Task to carry out — Report back each line of the records that contains the string "nutritionis".

Record excerpts —
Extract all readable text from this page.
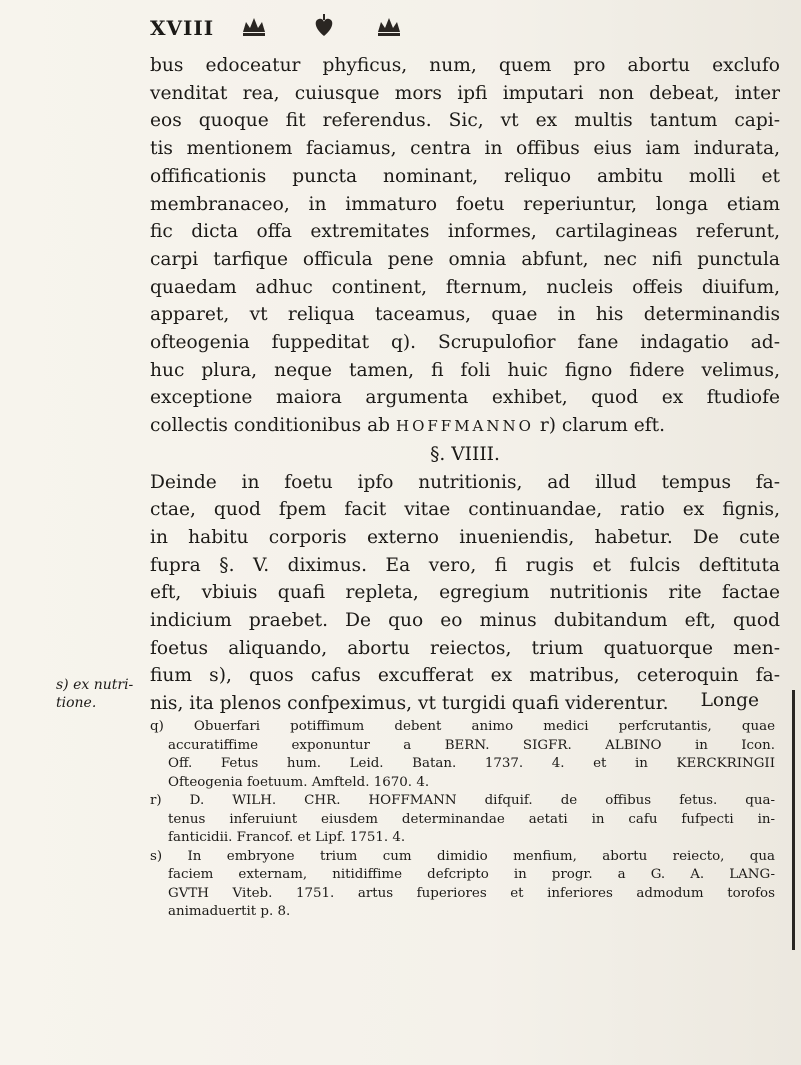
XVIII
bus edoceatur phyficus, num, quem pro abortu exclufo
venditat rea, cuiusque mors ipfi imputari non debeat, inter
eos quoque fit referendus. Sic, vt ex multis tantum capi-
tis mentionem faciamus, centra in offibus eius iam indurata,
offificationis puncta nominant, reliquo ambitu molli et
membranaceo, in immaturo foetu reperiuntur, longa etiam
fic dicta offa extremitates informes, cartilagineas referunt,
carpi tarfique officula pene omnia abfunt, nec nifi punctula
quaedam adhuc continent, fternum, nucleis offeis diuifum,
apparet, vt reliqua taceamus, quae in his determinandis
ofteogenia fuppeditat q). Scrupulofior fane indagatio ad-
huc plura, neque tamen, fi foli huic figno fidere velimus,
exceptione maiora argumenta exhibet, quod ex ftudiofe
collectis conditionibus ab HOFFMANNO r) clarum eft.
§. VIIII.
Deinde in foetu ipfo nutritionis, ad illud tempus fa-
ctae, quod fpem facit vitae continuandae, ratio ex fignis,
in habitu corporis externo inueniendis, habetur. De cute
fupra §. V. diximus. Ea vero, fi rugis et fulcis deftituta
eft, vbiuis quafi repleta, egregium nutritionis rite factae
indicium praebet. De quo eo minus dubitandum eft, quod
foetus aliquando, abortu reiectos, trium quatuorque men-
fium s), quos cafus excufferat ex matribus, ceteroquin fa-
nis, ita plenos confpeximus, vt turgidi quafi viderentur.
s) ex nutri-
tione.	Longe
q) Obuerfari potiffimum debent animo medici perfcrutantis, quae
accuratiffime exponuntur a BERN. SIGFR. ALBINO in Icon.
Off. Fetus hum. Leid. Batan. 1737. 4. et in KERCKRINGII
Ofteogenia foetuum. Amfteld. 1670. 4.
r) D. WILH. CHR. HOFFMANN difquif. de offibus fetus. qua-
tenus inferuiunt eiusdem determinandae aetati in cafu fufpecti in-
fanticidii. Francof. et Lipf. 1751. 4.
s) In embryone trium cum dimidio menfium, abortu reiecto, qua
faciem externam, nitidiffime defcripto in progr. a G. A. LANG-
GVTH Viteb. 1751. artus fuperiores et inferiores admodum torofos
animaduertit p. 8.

==

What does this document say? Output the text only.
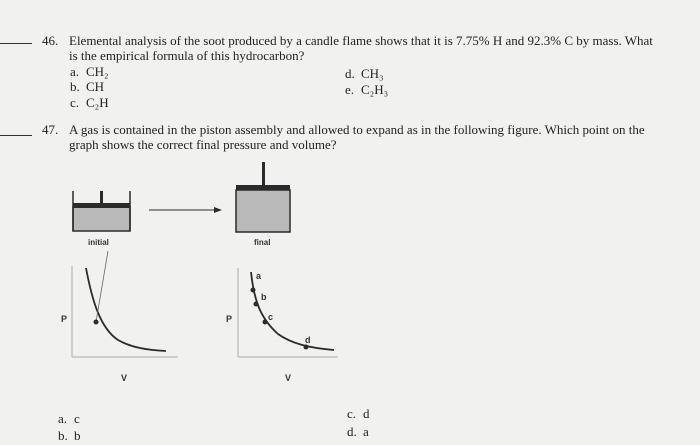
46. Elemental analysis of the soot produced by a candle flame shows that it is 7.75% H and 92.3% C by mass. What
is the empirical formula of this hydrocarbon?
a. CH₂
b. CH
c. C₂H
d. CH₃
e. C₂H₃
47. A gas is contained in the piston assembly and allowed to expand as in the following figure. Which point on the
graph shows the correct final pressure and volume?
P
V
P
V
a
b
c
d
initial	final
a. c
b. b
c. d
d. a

--

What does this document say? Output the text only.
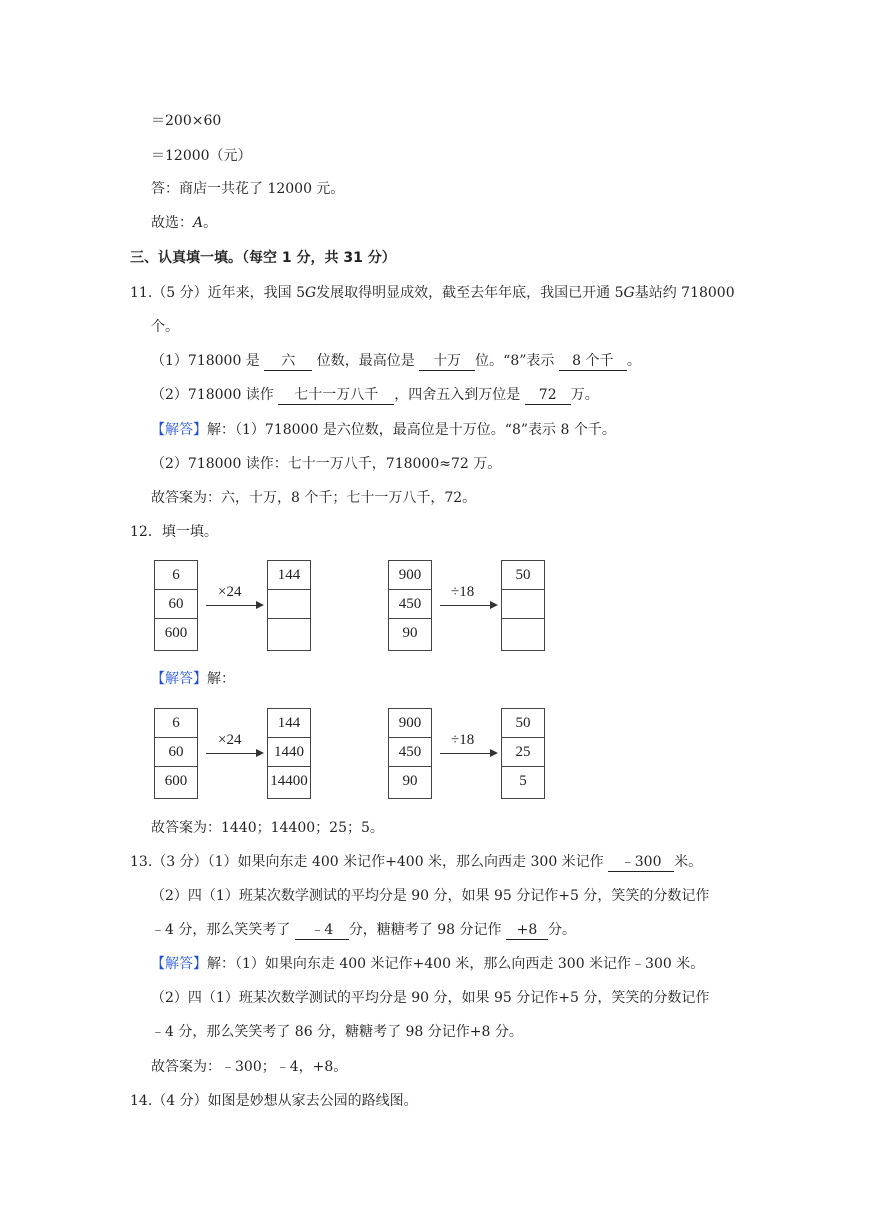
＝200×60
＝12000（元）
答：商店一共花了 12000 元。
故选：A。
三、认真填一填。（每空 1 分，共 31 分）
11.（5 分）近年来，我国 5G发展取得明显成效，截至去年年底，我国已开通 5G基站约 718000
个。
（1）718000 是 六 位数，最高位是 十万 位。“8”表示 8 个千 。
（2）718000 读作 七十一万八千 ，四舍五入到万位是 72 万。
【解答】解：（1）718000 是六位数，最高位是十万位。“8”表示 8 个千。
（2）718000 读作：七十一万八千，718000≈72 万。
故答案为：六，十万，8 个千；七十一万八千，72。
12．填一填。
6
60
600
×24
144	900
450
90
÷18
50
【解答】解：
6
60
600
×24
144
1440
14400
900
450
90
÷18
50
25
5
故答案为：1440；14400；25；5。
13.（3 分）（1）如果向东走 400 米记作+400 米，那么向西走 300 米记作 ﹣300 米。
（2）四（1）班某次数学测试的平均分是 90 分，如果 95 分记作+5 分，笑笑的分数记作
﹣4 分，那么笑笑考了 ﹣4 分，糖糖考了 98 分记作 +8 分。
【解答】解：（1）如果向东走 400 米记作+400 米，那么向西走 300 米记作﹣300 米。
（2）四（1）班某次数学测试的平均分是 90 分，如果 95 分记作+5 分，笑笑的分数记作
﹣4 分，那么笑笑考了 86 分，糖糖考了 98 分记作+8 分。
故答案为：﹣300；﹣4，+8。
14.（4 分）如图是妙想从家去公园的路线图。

Written response —
Deinde in foetu ipfo nutritionis, ad illud tempus fa-
eft, vbiuis quafi repleta, egregium nutritionis rite factae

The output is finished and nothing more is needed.